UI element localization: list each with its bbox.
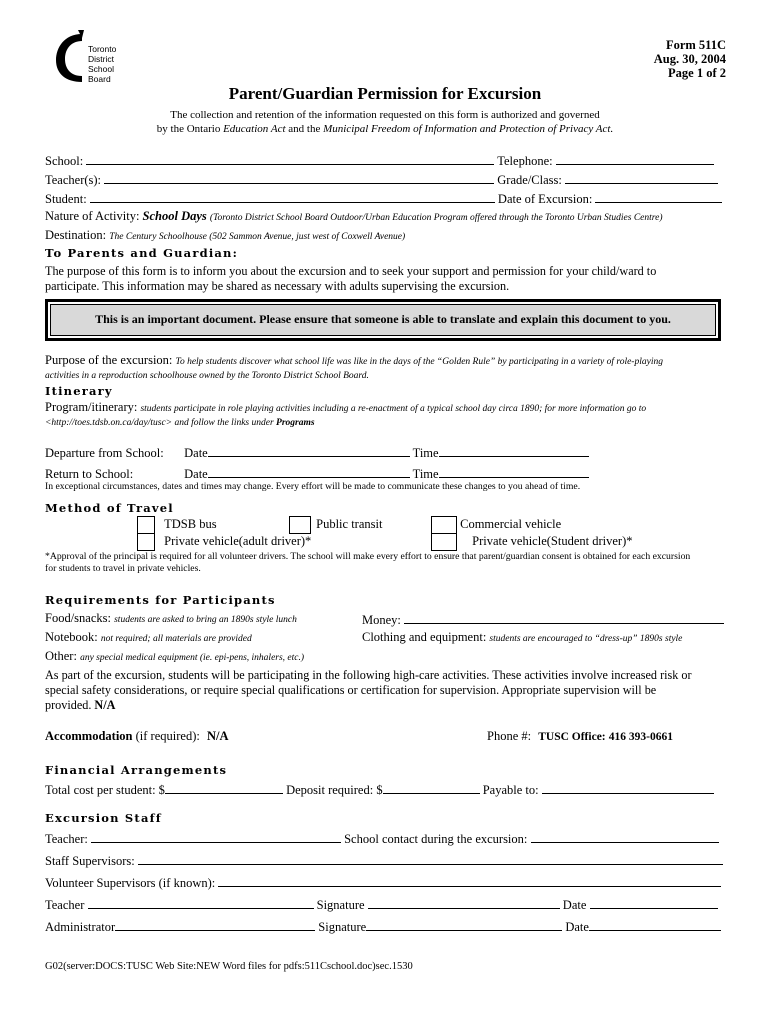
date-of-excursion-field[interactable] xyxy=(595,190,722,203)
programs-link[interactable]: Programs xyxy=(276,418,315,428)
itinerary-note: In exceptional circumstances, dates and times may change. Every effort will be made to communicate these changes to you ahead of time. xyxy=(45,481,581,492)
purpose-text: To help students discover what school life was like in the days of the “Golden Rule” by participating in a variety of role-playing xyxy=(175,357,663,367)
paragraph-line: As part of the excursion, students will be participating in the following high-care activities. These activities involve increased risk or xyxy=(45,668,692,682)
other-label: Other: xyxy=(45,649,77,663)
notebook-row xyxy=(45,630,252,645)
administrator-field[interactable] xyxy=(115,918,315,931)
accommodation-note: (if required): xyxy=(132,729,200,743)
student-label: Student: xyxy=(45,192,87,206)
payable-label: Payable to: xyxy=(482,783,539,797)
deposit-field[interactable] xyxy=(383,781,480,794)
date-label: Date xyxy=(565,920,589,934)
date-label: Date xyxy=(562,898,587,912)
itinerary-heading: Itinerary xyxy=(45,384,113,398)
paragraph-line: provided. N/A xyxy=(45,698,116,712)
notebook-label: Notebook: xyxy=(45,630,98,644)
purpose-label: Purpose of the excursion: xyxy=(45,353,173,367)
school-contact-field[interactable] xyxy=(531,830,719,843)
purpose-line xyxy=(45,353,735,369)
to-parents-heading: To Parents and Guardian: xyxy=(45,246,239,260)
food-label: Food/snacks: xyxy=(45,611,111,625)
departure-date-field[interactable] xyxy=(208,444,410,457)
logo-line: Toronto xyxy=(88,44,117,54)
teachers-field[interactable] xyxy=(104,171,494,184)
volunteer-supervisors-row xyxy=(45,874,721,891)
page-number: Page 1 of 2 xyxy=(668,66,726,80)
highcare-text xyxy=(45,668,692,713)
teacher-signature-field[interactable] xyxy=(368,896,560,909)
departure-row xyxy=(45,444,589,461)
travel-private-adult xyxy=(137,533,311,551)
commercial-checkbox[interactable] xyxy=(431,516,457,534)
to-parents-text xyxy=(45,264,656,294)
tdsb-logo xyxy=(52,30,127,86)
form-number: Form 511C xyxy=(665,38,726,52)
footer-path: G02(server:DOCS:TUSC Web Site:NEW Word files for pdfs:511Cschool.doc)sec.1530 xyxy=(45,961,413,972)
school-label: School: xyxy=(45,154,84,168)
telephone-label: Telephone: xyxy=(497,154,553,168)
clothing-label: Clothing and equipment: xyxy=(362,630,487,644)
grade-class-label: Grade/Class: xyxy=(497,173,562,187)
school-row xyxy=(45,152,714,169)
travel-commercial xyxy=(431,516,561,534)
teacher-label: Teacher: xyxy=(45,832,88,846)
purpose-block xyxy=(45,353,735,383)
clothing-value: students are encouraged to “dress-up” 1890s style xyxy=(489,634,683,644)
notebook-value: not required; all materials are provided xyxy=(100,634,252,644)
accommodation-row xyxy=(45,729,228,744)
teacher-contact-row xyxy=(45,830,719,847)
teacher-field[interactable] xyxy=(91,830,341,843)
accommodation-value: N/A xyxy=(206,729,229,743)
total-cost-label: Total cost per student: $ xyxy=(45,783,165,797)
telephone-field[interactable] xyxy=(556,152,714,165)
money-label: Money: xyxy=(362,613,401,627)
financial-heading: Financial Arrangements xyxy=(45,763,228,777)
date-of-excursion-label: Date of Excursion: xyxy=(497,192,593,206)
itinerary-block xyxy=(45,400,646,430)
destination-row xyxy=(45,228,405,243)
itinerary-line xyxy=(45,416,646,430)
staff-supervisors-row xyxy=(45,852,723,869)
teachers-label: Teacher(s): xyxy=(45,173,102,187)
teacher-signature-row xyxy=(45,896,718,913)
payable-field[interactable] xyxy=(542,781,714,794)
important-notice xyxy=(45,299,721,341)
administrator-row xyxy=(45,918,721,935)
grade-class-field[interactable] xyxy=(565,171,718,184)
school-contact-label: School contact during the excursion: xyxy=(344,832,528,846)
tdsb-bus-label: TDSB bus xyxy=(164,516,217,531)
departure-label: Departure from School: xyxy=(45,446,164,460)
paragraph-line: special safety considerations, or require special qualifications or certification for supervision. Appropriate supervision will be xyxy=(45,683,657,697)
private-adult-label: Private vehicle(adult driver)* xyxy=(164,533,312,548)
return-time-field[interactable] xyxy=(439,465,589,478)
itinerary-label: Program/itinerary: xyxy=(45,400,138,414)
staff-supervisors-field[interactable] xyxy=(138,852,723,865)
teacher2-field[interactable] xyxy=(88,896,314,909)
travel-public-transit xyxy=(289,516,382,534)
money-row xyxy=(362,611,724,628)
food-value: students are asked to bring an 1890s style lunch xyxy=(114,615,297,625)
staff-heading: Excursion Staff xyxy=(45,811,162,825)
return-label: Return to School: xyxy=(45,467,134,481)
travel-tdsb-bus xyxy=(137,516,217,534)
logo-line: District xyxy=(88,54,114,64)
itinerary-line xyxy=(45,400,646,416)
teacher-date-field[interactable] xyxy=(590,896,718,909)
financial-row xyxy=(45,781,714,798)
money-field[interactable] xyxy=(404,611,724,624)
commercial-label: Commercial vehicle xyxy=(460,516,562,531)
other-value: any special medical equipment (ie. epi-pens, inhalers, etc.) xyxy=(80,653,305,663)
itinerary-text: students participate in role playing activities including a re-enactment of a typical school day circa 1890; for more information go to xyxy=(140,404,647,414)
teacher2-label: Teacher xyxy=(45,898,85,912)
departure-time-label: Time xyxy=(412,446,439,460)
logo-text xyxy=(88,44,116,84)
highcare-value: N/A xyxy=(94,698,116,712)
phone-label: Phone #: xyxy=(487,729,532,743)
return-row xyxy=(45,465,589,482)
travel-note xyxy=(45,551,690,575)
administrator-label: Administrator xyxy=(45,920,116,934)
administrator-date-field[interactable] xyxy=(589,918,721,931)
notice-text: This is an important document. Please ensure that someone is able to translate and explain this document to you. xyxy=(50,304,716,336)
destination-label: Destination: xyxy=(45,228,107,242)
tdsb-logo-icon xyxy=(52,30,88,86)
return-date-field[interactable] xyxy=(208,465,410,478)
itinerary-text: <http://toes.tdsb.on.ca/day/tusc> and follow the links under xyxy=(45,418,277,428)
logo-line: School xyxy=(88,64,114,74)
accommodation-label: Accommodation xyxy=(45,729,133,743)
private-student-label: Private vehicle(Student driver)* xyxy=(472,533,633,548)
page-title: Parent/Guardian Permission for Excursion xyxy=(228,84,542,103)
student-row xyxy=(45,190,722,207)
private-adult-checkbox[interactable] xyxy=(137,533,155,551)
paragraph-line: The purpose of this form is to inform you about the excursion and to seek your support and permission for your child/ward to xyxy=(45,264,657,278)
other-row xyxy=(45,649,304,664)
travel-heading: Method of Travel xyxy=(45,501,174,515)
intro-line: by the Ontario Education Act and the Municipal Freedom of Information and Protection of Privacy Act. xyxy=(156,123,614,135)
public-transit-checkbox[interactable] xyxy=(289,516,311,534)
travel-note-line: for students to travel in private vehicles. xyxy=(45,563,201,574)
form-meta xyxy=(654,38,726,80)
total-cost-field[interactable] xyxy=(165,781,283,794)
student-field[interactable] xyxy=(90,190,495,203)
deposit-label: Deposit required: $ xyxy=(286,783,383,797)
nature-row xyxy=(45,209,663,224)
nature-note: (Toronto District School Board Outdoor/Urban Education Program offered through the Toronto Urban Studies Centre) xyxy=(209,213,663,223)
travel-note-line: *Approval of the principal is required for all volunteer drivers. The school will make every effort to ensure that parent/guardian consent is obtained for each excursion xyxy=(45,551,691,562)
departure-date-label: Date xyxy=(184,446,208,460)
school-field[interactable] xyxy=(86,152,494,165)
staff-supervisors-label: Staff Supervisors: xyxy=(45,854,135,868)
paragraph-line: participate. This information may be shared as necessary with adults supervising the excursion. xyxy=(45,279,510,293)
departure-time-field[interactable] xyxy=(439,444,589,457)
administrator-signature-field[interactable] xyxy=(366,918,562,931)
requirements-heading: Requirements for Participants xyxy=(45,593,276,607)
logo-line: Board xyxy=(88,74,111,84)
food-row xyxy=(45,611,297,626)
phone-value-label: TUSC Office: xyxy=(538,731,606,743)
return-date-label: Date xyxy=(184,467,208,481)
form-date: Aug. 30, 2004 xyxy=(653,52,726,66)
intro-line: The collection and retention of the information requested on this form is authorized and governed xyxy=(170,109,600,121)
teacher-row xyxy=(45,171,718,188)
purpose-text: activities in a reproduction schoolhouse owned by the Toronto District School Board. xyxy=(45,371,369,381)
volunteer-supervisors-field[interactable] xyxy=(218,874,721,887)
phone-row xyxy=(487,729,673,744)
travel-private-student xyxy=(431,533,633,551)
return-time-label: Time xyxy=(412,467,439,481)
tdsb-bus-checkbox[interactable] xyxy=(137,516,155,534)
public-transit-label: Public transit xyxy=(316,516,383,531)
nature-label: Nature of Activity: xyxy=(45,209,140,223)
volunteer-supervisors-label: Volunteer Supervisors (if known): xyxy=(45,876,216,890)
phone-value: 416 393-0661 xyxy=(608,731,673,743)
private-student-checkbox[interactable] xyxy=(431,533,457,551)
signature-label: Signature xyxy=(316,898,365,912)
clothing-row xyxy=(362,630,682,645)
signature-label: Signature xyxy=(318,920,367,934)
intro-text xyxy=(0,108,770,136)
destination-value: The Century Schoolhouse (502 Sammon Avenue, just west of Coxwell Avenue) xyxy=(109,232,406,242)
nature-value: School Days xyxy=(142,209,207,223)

◆ **What to do**: Put the records above into a Markdown table with the columns Row and Line, starting with the line that contains "date-of-excursion-field[interactable] xyxy=(595,190,722,203)" and going on through the line that contains "telephone-label: Telephone: xyxy=(497,154,553,168)". Number each line in Row, and leave out blank lines.

◆ **Output for this exercise**:
| Row | Line |
|---|---|
| 1 | date-of-excursion-field[interactable] xyxy=(595,190,722,203) |
| 2 | programs-link[interactable]: Programs xyxy=(276,418,315,428) |
| 3 | itinerary-note: In exceptional circumstances, dates and times may change. Every effort will be made to communicate these changes to you ahead of time. xyxy=(45,481,581,492) |
| 4 | purpose-text: To help students discover what school life was like in the days of the “Golden Rule” by participating in a variety of role-playing xyxy=(175,357,663,367) |
| 5 | paragraph-line: As part of the excursion, students will be participating in the following high-care activities. These activities involve increased risk or xyxy=(45,668,692,682) |
| 6 | other-label: Other: xyxy=(45,649,77,663) |
| 7 | notebook-row xyxy=(45,630,252,645) |
| 8 | administrator-field[interactable] xyxy=(115,918,315,931) |
| 9 | accommodation-note: (if required): xyxy=(132,729,200,743) |
| 10 | student-label: Student: xyxy=(45,192,87,206) |
| 11 | payable-label: Payable to: xyxy=(482,783,539,797) |
| 12 | deposit-field[interactable] xyxy=(383,781,480,794) |
| 13 | date-label: Date xyxy=(565,920,589,934) |
| 14 | date-label: Date xyxy=(562,898,587,912) |
| 15 | itinerary-heading: Itinerary xyxy=(45,384,113,398) |
| 16 | paragraph-line: provided. N/A xyxy=(45,698,116,712) |
| 17 | notebook-label: Notebook: xyxy=(45,630,98,644) |
| 18 | purpose-label: Purpose of the excursion: xyxy=(45,353,173,367) |
| 19 | school-contact-field[interactable] xyxy=(531,830,719,843) |
| 20 | purpose-line xyxy=(45,353,735,369) |
| 21 | to-parents-heading: To Parents and Guardian: xyxy=(45,246,239,260) |
| 22 | food-label: Food/snacks: xyxy=(45,611,111,625) |
| 23 | departure-date-field[interactable] xyxy=(208,444,410,457) |
| 24 | logo-line: Toronto xyxy=(88,44,117,54) |
| 25 | teachers-field[interactable] xyxy=(104,171,494,184) |
| 26 | volunteer-supervisors-row xyxy=(45,874,721,891) |
| 27 | page-number: Page 1 of 2 xyxy=(668,66,726,80) |
| 28 | highcare-text xyxy=(45,668,692,713) |
| 29 | teacher-signature-field[interactable] xyxy=(368,896,560,909) |
| 30 | departure-row xyxy=(45,444,589,461) |
| 31 | travel-private-adult xyxy=(137,533,311,551) |
| 32 | commercial-checkbox[interactable] xyxy=(431,516,457,534) |
| 33 | to-parents-text xyxy=(45,264,656,294) |
| 34 | tdsb-logo xyxy=(52,30,127,86) |
| 35 | form-number: Form 511C xyxy=(665,38,726,52) |
| 36 | footer-path: G02(server:DOCS:TUSC Web Site:NEW Word files for pdfs:511Cschool.doc)sec.1530 xyxy=(45,961,413,972) |
| 37 | school-label: School: xyxy=(45,154,84,168) |
| 38 | telephone-label: Telephone: xyxy=(497,154,553,168) |